┏━━
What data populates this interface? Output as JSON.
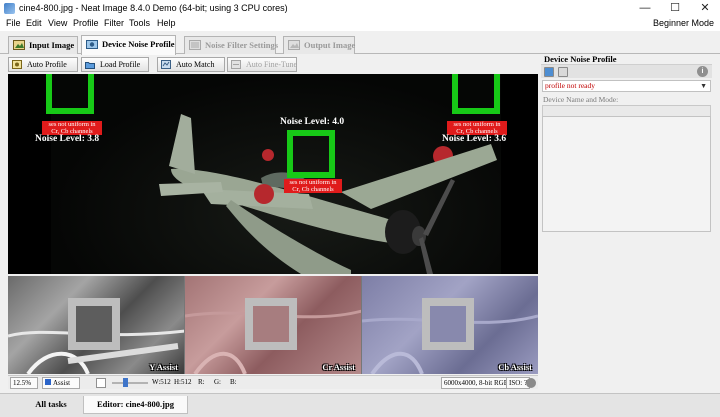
{
  "window": {
    "title": "cine4-800.jpg - Neat Image 8.4.0 Demo (64-bit; using 3 CPU cores)",
    "minimize": "—",
    "maximize": "☐",
    "close": "✕"
  },
  "menu": {
    "items": [
      "File",
      "Edit",
      "View",
      "Profile",
      "Filter",
      "Tools",
      "Help"
    ],
    "mode": "Beginner Mode"
  },
  "tabs": [
    {
      "label": "Input Image",
      "icon": "input-image-icon",
      "state": "normal"
    },
    {
      "label": "Device Noise Profile",
      "icon": "noise-profile-icon",
      "state": "active"
    },
    {
      "label": "Noise Filter Settings",
      "icon": "filter-settings-icon",
      "state": "disabled"
    },
    {
      "label": "Output Image",
      "icon": "output-image-icon",
      "state": "disabled"
    }
  ],
  "toolbar": {
    "auto_profile": "Auto Profile",
    "load_profile": "Load Profile",
    "auto_match": "Auto Match",
    "auto_fine_tune": "Auto Fine-Tune"
  },
  "main_image": {
    "annotations": {
      "left_warning": "ses not uniform in\nCr, Cb channels",
      "left_level": "Noise Level: 3.8",
      "center_level": "Noise Level: 4.0",
      "center_warning": "ses not uniform in\nCr, Cb channels",
      "right_warning": "ses not uniform in\nCr, Cb channels",
      "right_level": "Noise Level: 3.6"
    }
  },
  "thumbnails": [
    {
      "label": "Y Assist"
    },
    {
      "label": "Cr Assist"
    },
    {
      "label": "Cb Assist"
    }
  ],
  "statusbar": {
    "zoom": "12.5%",
    "view_mode": "Assist",
    "width": "W:512",
    "height": "H:512",
    "r": "R:",
    "g": "G:",
    "b": "B:",
    "image_info": "6000x4000, 8-bit RGB",
    "iso": "ISO: ?"
  },
  "right_panel": {
    "title": "Device Noise Profile",
    "profile_status": "profile not ready",
    "device_label": "Device Name and Mode:",
    "info": "i"
  },
  "bottom_tabs": {
    "all_tasks": "All tasks",
    "editor": "Editor: cine4-800.jpg"
  },
  "colors": {
    "marker_green": "#17c917",
    "warning_red": "#e01b1b",
    "status_red": "#c00000"
  }
}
┗━━
_Given task:_ Print the complete listing exactly, apart from any pictures.

_Task result:_
What data populates this interface? Output as JSON.
{
  "window": {
    "title": "cine4-800.jpg - Neat Image 8.4.0 Demo (64-bit; using 3 CPU cores)",
    "minimize": "—",
    "maximize": "☐",
    "close": "✕"
  },
  "menu": {
    "items": [
      "File",
      "Edit",
      "View",
      "Profile",
      "Filter",
      "Tools",
      "Help"
    ],
    "mode": "Beginner Mode"
  },
  "tabs": [
    {
      "label": "Input Image",
      "icon": "input-image-icon",
      "state": "normal"
    },
    {
      "label": "Device Noise Profile",
      "icon": "noise-profile-icon",
      "state": "active"
    },
    {
      "label": "Noise Filter Settings",
      "icon": "filter-settings-icon",
      "state": "disabled"
    },
    {
      "label": "Output Image",
      "icon": "output-image-icon",
      "state": "disabled"
    }
  ],
  "toolbar": {
    "auto_profile": "Auto Profile",
    "load_profile": "Load Profile",
    "auto_match": "Auto Match",
    "auto_fine_tune": "Auto Fine-Tune"
  },
  "main_image": {
    "annotations": {
      "left_warning": "ses not uniform in\nCr, Cb channels",
      "left_level": "Noise Level: 3.8",
      "center_level": "Noise Level: 4.0",
      "center_warning": "ses not uniform in\nCr, Cb channels",
      "right_warning": "ses not uniform in\nCr, Cb channels",
      "right_level": "Noise Level: 3.6"
    }
  },
  "thumbnails": [
    {
      "label": "Y Assist"
    },
    {
      "label": "Cr Assist"
    },
    {
      "label": "Cb Assist"
    }
  ],
  "statusbar": {
    "zoom": "12.5%",
    "view_mode": "Assist",
    "width": "W:512",
    "height": "H:512",
    "r": "R:",
    "g": "G:",
    "b": "B:",
    "image_info": "6000x4000, 8-bit RGB",
    "iso": "ISO: ?"
  },
  "right_panel": {
    "title": "Device Noise Profile",
    "profile_status": "profile not ready",
    "device_label": "Device Name and Mode:",
    "info": "i"
  },
  "bottom_tabs": {
    "all_tasks": "All tasks",
    "editor": "Editor: cine4-800.jpg"
  },
  "colors": {
    "marker_green": "#17c917",
    "warning_red": "#e01b1b",
    "status_red": "#c00000"
  }
}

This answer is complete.